• **Short exercise**: In the listing below, pick out lines with "突出工作重点".

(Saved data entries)
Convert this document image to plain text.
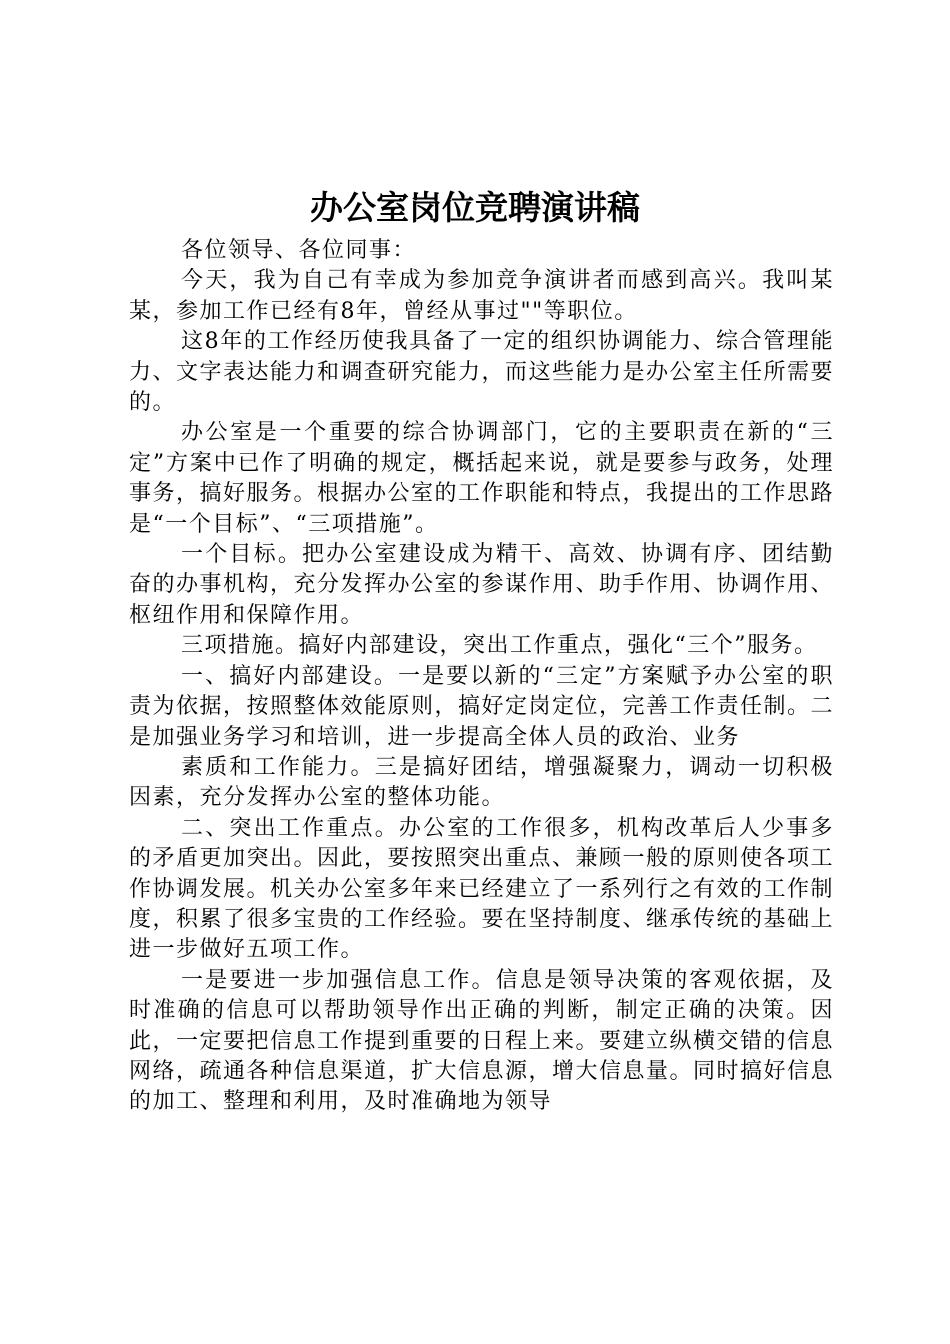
办公室岗位竞聘演讲稿

各位领导、各位同事：

今天，我为自己有幸成为参加竞争演讲者而感到高兴。我叫某某，参加工作已经有8年，曾经从事过""等职位。

这8年的工作经历使我具备了一定的组织协调能力、综合管理能力、文字表达能力和调查研究能力，而这些能力是办公室主任所需要的。

办公室是一个重要的综合协调部门，它的主要职责在新的“三定”方案中已作了明确的规定，概括起来说，就是要参与政务，处理事务，搞好服务。根据办公室的工作职能和特点，我提出的工作思路是“一个目标”、“三项措施”。

一个目标。把办公室建设成为精干、高效、协调有序、团结勤奋的办事机构，充分发挥办公室的参谋作用、助手作用、协调作用、枢纽作用和保障作用。

三项措施。搞好内部建设，突出工作重点，强化“三个”服务。

一、搞好内部建设。一是要以新的“三定”方案赋予办公室的职责为依据，按照整体效能原则，搞好定岗定位，完善工作责任制。二是加强业务学习和培训，进一步提高全体人员的政治、业务

素质和工作能力。三是搞好团结，增强凝聚力，调动一切积极因素，充分发挥办公室的整体功能。

二、突出工作重点。办公室的工作很多，机构改革后人少事多的矛盾更加突出。因此，要按照突出重点、兼顾一般的原则使各项工作协调发展。机关办公室多年来已经建立了一系列行之有效的工作制度，积累了很多宝贵的工作经验。要在坚持制度、继承传统的基础上进一步做好五项工作。

一是要进一步加强信息工作。信息是领导决策的客观依据，及时准确的信息可以帮助领导作出正确的判断，制定正确的决策。因此，一定要把信息工作提到重要的日程上来。要建立纵横交错的信息网络，疏通各种信息渠道，扩大信息源，增大信息量。同时搞好信息的加工、整理和利用，及时准确地为领导
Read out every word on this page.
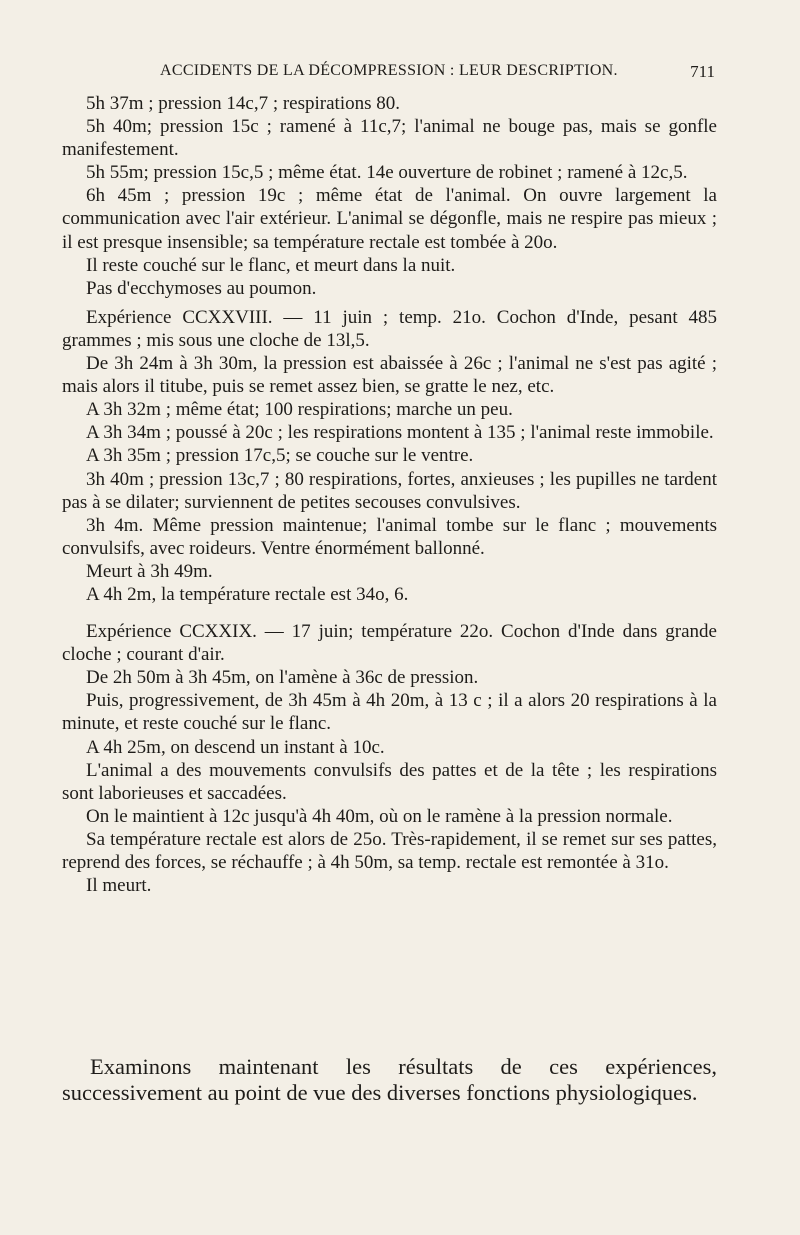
ACCIDENTS DE LA DÉCOMPRESSION : LEUR DESCRIPTION.	711

5h 37m ; pression 14c,7 ; respirations 80.

5h 40m; pression 15c ; ramené à 11c,7; l'animal ne bouge pas, mais se gonfle manifestement.

5h 55m; pression 15c,5 ; même état. 14e ouverture de robinet ; ramené à 12c,5.

6h 45m ; pression 19c ; même état de l'animal. On ouvre largement la communication avec l'air extérieur. L'animal se dégonfle, mais ne respire pas mieux ; il est presque insensible; sa température rectale est tombée à 20o.

Il reste couché sur le flanc, et meurt dans la nuit.

Pas d'ecchymoses au poumon.

Expérience CCXXVIII. — 11 juin ; temp. 21o. Cochon d'Inde, pesant 485 grammes ; mis sous une cloche de 13l,5.

De 3h 24m à 3h 30m, la pression est abaissée à 26c ; l'animal ne s'est pas agité ; mais alors il titube, puis se remet assez bien, se gratte le nez, etc.

A 3h 32m ; même état; 100 respirations; marche un peu.

A 3h 34m ; poussé à 20c ; les respirations montent à 135 ; l'animal reste immobile.

A 3h 35m ; pression 17c,5; se couche sur le ventre.

3h 40m ; pression 13c,7 ; 80 respirations, fortes, anxieuses ; les pupilles ne tardent pas à se dilater; surviennent de petites secouses convulsives.

3h 4m. Même pression maintenue; l'animal tombe sur le flanc ; mouvements convulsifs, avec roideurs. Ventre énormément ballonné.

Meurt à 3h 49m.

A 4h 2m, la température rectale est 34o, 6.

Expérience CCXXIX. — 17 juin; température 22o. Cochon d'Inde dans grande cloche ; courant d'air.

De 2h 50m à 3h 45m, on l'amène à 36c de pression.

Puis, progressivement, de 3h 45m à 4h 20m, à 13 c ; il a alors 20 respirations à la minute, et reste couché sur le flanc.

A 4h 25m, on descend un instant à 10c.

L'animal a des mouvements convulsifs des pattes et de la tête ; les respirations sont laborieuses et saccadées.

On le maintient à 12c jusqu'à 4h 40m, où on le ramène à la pression normale.

Sa température rectale est alors de 25o. Très-rapidement, il se remet sur ses pattes, reprend des forces, se réchauffe ; à 4h 50m, sa temp. rectale est remontée à 31o.

Il meurt.

Examinons maintenant les résultats de ces expériences, successivement au point de vue des diverses fonctions physiologiques.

• **Full output**:
三项措施。搞好内部建设，突出工作重点，强化“三个”服务。
二、突出工作重点。办公室的工作很多，机构改革后人少事多的矛盾更加突出。因此，要按照突出重点、兼顾一般的原则使各项工作协调发展。机关办公室多年来已经建立了一系列行之有效的工作制度，积累了很多宝贵的工作经验。要在坚持制度、继承传统的基础上进一步做好五项工作。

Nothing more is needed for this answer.